→ Task details
All of the material below is to be returned exactly.

→ Excerpted data
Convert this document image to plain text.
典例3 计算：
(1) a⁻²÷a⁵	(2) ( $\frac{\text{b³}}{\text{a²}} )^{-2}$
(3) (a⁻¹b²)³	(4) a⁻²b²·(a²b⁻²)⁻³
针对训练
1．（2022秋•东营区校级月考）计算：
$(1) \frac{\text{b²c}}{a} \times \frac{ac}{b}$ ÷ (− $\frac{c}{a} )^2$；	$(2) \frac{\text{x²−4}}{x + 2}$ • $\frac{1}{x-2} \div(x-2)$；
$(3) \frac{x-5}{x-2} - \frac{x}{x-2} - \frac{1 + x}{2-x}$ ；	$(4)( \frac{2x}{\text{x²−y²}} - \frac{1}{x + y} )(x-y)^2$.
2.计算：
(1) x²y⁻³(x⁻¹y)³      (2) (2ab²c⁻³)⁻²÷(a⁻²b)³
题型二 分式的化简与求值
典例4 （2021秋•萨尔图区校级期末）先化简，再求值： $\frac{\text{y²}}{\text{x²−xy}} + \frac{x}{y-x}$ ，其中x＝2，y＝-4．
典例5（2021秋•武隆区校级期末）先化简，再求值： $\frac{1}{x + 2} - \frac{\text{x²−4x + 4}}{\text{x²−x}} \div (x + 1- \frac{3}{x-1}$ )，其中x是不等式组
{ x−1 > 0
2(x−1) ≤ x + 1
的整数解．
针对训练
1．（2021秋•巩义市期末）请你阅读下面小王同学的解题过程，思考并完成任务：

→ Answer to the exercise
Convert this document image to plain text.
典例3 计算：
(1) a⁻²÷a⁵	(2) ( $\frac{\text{b³}}{\text{a²}} )^{-2}$
(3) (a⁻¹b²)³	(4) a⁻²b²·(a²b⁻²)⁻³
针对训练
1．（2022秋•东营区校级月考）计算：
$(1) \frac{\text{b²c}}{a} \times \frac{ac}{b}$ ÷ (− $\frac{c}{a} )^2$；	$(2) \frac{\text{x²−4}}{x + 2}$ • $\frac{1}{x-2} \div(x-2)$；
$(3) \frac{x-5}{x-2} - \frac{x}{x-2} - \frac{1 + x}{2-x}$ ；	$(4)( \frac{2x}{\text{x²−y²}} - \frac{1}{x + y} )(x-y)^2$.
2.计算：
(1) x²y⁻³(x⁻¹y)³      (2) (2ab²c⁻³)⁻²÷(a⁻²b)³
题型二 分式的化简与求值
典例4 （2021秋•萨尔图区校级期末）先化简，再求值： $\frac{\text{y²}}{\text{x²−xy}} + \frac{x}{y-x}$ ，其中x＝2，y＝-4．
典例5（2021秋•武隆区校级期末）先化简，再求值： $\frac{1}{x + 2} - \frac{\text{x²−4x + 4}}{\text{x²−x}} \div (x + 1- \frac{3}{x-1}$ )，其中x是不等式组
{ x−1 > 0
2(x−1) ≤ x + 1
的整数解．
针对训练
1．（2021秋•巩义市期末）请你阅读下面小王同学的解题过程，思考并完成任务：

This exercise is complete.